#### [GIVEN EXERCISE]
Copy out the lines that have "equal" in them.

#### [RECORDS FOR THIS EXERCISE]

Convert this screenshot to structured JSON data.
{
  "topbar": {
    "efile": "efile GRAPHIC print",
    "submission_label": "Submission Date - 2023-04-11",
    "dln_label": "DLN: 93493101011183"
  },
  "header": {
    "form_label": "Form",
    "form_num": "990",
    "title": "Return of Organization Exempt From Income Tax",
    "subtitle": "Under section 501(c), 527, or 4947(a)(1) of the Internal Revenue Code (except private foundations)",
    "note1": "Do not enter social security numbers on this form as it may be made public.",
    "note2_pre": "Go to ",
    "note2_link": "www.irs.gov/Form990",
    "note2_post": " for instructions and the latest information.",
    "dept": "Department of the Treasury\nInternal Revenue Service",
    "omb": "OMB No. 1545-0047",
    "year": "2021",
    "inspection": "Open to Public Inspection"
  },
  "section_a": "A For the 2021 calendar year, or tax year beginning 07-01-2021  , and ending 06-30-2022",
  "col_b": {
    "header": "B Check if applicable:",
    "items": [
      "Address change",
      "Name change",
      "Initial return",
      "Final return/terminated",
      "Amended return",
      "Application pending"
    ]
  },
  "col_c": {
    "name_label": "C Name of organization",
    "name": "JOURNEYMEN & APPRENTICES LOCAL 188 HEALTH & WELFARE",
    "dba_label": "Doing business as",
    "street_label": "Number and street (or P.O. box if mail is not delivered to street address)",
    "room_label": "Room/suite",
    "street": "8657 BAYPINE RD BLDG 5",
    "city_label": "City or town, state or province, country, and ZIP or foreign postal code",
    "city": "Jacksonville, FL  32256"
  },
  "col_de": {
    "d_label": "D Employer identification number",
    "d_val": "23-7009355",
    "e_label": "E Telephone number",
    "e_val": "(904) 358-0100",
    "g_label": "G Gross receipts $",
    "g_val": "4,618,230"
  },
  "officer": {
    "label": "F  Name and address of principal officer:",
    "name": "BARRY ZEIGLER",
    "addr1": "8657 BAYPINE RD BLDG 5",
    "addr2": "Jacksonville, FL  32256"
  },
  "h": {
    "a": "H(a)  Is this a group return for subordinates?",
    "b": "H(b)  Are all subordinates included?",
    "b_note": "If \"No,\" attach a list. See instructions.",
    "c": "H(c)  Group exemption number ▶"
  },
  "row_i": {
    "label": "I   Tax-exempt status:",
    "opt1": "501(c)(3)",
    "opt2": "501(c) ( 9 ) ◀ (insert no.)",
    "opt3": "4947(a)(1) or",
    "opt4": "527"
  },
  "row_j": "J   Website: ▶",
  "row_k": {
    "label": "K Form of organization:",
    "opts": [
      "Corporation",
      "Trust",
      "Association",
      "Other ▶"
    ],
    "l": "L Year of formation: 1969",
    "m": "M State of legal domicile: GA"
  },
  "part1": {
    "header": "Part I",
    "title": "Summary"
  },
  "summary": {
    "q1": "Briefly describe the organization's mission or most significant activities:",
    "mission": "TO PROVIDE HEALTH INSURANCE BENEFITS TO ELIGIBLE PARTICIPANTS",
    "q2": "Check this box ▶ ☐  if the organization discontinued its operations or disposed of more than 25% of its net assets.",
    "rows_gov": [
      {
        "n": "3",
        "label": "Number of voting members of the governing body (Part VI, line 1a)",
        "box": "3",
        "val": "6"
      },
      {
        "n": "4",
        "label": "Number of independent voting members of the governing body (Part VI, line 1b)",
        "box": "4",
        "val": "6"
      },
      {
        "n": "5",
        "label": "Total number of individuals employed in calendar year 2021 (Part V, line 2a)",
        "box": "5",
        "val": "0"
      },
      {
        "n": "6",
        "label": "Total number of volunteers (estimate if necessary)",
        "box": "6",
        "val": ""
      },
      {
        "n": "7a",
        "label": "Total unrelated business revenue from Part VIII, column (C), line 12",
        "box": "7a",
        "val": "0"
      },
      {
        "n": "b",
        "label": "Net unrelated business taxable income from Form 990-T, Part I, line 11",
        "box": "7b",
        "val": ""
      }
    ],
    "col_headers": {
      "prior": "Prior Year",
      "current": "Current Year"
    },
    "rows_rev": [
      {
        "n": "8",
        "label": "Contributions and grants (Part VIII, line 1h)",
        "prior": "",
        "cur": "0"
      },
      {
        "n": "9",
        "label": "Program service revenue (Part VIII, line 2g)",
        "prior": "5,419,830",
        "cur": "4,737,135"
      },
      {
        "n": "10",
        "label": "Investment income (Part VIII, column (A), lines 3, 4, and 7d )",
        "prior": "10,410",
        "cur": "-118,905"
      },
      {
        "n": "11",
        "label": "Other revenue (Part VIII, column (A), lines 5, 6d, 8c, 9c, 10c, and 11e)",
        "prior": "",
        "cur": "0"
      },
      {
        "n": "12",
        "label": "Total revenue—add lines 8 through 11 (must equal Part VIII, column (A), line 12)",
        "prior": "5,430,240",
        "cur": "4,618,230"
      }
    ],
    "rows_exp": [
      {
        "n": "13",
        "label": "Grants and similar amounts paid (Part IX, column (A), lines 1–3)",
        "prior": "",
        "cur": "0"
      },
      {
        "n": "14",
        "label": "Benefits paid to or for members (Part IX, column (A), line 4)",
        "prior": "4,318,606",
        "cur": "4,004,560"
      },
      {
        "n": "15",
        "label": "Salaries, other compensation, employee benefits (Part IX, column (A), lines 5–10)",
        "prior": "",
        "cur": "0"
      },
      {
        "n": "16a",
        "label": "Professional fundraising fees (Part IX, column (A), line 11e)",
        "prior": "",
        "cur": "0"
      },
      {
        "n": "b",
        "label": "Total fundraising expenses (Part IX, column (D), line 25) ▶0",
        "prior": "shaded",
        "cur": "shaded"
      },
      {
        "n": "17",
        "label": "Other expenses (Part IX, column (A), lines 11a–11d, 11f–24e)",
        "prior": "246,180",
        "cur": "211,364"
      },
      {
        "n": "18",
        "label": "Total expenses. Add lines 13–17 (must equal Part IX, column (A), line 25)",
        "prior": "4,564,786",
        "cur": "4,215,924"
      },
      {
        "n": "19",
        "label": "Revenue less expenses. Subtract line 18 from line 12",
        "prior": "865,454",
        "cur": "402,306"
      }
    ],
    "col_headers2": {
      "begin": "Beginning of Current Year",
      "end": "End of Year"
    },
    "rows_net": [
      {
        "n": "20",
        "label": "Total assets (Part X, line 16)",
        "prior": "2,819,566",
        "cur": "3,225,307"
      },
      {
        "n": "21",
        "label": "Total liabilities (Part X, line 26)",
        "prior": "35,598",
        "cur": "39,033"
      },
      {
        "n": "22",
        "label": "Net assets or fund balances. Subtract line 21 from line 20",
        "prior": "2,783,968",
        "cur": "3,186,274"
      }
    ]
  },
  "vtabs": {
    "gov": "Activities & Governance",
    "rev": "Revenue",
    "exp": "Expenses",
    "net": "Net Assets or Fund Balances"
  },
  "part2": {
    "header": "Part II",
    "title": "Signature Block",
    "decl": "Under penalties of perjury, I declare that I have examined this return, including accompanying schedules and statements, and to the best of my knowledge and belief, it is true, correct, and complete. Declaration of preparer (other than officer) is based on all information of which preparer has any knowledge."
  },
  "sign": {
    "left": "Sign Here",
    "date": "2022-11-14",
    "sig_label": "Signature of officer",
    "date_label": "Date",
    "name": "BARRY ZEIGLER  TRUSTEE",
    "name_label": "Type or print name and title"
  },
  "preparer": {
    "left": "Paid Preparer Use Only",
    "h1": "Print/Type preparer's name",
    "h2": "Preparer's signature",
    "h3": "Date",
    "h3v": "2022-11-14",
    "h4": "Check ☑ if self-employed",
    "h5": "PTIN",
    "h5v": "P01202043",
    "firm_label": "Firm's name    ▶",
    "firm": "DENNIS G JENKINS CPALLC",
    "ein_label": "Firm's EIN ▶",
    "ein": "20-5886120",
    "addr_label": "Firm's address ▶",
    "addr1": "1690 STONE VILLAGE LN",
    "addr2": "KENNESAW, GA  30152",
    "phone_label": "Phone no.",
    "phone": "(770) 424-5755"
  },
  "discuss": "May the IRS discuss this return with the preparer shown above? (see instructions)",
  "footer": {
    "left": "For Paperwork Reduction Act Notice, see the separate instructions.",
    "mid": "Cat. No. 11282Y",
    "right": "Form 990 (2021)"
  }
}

#### [OUTPUT]
        "label": "Total revenue—add lines 8 through 11 (must equal Part VIII, column (A), line 12)",
        "label": "Total expenses. Add lines 13–17 (must equal Part IX, column (A), line 25)",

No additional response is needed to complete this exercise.